Selasa 22 May 2018 08:21 WIB

Rupiah Terus Melemah, BI: Kebijakan Moneter Sudah Tepat

Pelemahan nilai rupiah dinilai karena kebijakan ekonomi AS.

Rep: Ahmad Fikri Noor/ Red: Teguh Firmansyah
BI Naikkan Suku Bunga Acuan. Gubernur Bank Indonesia Agus Martowardojo bersama jajaran deputi Gubernur Bank Indonesia menggelar konferensi pers usai Rapat Dewan Gubernur di Bank Indonesia, Jakarta, Kamis (17/5).
Foto: Republika/ Wihdan
BI Naikkan Suku Bunga Acuan. Gubernur Bank Indonesia Agus Martowardojo bersama jajaran deputi Gubernur Bank Indonesia menggelar konferensi pers usai Rapat Dewan Gubernur di Bank Indonesia, Jakarta, Kamis (17/5).

REPUBLIKA.CO.ID, JAKARTA -- Nilai tukar rupiah terhadap dolar AS terus melemah, meski Bank Indonesia (BI) menaikkan suku bunga acuan BI 7 Days Reverse Repo Rate sebesar 25 basis poin menjadi 4,5 persen. Berdasarkan kurs referensi Jakarta Interbank Spot Dollar Rate (Jisdor) nilai tukar rupiah pada Senin (21/5) berada di posisi Rp 14.176 per dolar AS.

Gubernur BI Agus Martowardojo menilai kebijakan moneter yang diambil sudah tepat. "Kita melihat sekarang ini dengan menaikkan 25 basis poin dan didukung oleh bauran kebijakan yang lain, ini konsisten untuk menjaga stabilitas sistem keuangan Indonesia di tengah situasi dunia yang sedang penuh ketidakpastian. Namun, tentu kita tidak bisa lepas dari kondisi nilai tukar terhadap mata uang dunia lainnya, khususnya dengan dolar AS," ujar Agus di kantor Kemenkeu pada Senin (21/5).

◇ ◇ ◇ ◇ ◇

Tugas → Tuliskan ulang paragraf berita tentang pelemahan rupiah yang diawali "Gubernur BI Agus Martowardojo menilai" sebagai daftar poin singkat yang memuat fakta utamanya.

◇ ◇ ◇ ◇ ◇

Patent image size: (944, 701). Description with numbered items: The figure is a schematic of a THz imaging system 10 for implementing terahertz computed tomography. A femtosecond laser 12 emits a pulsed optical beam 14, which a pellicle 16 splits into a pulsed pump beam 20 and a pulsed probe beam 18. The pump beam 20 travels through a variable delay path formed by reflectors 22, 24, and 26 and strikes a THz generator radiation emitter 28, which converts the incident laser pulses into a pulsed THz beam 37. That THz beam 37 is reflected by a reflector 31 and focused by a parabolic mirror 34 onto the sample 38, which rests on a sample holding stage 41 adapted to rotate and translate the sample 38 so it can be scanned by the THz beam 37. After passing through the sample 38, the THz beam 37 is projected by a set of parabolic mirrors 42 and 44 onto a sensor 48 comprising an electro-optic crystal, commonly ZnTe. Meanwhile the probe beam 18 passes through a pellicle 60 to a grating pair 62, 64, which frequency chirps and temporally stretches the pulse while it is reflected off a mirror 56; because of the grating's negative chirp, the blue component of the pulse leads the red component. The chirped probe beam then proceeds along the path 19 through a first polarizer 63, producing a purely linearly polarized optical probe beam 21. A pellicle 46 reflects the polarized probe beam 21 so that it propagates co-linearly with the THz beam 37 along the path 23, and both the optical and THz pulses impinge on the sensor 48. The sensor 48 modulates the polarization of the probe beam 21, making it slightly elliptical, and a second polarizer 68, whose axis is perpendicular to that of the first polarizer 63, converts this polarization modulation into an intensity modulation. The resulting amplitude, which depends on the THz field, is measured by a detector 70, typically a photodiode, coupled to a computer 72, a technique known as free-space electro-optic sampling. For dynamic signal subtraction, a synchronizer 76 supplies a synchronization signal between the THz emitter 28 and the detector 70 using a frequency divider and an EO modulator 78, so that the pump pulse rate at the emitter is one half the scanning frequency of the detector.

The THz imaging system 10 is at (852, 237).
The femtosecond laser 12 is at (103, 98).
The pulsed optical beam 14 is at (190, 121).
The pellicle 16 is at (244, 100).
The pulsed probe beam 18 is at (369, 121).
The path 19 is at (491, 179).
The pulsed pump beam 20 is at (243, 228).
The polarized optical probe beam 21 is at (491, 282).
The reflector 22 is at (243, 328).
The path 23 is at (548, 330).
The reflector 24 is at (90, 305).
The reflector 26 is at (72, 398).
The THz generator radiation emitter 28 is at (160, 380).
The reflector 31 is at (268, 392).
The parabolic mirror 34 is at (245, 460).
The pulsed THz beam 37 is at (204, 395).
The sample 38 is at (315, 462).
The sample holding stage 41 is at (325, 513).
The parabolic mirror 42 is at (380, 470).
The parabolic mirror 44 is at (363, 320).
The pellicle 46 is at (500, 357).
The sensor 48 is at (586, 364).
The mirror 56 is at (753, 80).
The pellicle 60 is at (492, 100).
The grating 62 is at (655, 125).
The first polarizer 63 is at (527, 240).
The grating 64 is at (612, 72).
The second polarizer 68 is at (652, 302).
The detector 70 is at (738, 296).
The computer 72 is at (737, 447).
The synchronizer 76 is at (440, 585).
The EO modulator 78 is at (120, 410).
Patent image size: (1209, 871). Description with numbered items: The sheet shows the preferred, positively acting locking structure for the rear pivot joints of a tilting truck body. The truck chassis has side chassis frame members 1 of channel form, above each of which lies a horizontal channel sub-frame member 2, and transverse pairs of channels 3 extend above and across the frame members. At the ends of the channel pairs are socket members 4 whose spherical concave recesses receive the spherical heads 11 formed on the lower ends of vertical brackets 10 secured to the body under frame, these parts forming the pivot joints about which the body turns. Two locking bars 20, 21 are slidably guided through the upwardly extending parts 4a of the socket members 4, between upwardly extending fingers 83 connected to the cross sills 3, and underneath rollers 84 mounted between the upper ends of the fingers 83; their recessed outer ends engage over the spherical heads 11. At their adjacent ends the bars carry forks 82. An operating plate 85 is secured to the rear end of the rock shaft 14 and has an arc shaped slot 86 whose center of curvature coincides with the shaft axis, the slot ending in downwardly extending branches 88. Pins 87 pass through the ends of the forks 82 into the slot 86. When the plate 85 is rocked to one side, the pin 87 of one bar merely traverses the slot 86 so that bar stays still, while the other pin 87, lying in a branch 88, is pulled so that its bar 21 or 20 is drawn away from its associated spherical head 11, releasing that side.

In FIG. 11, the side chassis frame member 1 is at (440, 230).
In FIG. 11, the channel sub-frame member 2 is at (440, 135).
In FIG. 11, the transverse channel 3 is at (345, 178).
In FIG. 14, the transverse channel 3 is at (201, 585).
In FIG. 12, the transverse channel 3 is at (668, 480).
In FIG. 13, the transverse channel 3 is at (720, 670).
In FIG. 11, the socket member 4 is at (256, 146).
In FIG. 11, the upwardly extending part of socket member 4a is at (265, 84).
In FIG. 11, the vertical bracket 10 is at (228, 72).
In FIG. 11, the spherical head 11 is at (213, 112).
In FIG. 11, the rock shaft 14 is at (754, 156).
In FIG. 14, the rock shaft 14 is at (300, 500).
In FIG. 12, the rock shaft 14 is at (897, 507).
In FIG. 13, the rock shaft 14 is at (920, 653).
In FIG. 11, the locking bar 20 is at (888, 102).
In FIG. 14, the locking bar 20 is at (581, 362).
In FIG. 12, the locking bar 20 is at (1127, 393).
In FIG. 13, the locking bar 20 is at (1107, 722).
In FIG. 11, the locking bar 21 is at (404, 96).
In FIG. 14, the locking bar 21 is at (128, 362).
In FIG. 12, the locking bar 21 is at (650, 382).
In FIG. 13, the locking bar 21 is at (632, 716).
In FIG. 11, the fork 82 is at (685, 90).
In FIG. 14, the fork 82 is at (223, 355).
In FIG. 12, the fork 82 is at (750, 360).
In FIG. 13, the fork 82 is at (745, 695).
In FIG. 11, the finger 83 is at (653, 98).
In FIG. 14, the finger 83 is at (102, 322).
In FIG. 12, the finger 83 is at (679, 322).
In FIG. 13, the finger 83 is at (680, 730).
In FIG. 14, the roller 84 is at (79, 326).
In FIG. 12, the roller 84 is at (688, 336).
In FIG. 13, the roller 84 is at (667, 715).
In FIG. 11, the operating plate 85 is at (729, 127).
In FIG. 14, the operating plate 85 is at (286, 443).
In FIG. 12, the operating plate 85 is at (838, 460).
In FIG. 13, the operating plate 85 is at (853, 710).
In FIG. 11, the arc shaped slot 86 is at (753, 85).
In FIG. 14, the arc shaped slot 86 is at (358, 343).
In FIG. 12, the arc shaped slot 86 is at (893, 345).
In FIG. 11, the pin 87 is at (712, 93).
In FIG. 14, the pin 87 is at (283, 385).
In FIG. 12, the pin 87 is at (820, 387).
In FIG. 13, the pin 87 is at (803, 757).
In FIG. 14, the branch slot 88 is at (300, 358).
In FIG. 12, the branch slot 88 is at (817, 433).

◇ ◇ ◇ ◇ ◇

Hasil →
- Gubernur BI Agus Martowardojo menilai kebijakan moneter yang diambil sudah tepat.
- Menurutnya, kenaikan suku bunga sebesar 25 basis poin yang didukung bauran kebijakan lain konsisten untuk menjaga stabilitas sistem keuangan Indonesia di tengah situasi dunia yang penuh ketidakpastian.
- Ia menambahkan bahwa Indonesia tetap tidak bisa lepas dari kondisi nilai tukar terhadap mata uang dunia lainnya, khususnya dolar AS.
- Pernyataan itu ia sampaikan di kantor Kemenkeu pada Senin (21/5).